### ABOUT THIS EXERCISE
Each line in the listing below that contains "aquí" should be returned.

### DATA FOR REVIEW
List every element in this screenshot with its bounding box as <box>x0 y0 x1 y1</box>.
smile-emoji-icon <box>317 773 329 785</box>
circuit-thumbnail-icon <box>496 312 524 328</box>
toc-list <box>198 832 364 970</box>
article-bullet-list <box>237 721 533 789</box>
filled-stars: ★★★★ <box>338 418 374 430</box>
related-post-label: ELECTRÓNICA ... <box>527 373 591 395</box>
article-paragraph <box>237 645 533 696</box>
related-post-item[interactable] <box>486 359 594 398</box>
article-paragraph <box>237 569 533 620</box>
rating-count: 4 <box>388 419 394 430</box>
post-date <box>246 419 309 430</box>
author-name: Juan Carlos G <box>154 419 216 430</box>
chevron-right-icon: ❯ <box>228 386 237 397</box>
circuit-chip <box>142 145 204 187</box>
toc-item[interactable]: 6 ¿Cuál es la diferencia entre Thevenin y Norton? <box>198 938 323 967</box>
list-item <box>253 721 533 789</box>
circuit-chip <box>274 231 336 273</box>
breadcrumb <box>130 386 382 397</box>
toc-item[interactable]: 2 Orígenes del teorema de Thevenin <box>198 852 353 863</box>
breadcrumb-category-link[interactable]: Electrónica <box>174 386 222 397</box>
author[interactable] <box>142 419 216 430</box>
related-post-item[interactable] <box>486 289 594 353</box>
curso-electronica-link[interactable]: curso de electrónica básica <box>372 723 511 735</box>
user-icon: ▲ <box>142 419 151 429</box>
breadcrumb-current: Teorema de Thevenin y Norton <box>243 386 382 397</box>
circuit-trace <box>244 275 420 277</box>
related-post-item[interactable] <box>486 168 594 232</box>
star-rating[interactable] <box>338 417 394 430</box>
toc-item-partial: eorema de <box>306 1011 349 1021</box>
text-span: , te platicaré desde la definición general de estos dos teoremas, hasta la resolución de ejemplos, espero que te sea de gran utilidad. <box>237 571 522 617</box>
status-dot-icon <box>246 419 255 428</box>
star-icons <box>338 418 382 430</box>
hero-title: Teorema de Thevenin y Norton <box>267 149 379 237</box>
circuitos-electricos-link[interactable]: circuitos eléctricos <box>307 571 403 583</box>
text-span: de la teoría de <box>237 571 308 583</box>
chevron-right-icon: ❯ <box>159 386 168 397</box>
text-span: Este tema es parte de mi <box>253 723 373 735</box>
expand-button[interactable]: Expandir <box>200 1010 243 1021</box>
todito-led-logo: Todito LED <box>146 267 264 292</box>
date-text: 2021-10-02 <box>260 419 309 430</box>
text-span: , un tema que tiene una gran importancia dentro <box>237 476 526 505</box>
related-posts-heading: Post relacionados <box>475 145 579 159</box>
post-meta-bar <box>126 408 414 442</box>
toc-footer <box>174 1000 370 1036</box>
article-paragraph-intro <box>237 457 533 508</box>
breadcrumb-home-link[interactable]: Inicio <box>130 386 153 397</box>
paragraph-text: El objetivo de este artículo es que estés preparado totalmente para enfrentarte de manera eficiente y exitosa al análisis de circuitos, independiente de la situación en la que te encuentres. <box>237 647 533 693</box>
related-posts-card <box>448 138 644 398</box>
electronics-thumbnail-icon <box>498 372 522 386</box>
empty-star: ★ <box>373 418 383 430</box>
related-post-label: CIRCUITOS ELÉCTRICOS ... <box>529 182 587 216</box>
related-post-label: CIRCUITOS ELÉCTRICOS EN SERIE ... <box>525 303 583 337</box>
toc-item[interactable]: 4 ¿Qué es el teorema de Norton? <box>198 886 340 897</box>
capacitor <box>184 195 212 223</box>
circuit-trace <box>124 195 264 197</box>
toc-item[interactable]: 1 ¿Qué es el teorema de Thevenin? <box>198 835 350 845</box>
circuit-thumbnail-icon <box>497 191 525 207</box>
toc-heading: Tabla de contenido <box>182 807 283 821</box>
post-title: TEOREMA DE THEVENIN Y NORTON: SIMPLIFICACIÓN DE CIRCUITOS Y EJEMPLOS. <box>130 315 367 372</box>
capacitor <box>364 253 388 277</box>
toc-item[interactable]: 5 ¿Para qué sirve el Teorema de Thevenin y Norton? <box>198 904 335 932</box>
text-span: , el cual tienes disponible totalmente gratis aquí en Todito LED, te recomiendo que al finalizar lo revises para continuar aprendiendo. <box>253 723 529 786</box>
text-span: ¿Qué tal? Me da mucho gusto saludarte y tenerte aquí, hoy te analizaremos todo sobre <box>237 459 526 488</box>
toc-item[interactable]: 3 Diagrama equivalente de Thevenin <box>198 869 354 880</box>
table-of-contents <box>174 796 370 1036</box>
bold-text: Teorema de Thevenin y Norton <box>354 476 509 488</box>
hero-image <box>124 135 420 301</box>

### EXERCISE OUTPUT
text-span: , el cual tienes disponible totalmente gratis aquí en Todito LED, te recomiendo que al finalizar lo revises para continuar aprendiendo. <box>253 723 529 786</box>
text-span: ¿Qué tal? Me da mucho gusto saludarte y tenerte aquí, hoy te analizaremos todo sobre <box>237 459 526 488</box>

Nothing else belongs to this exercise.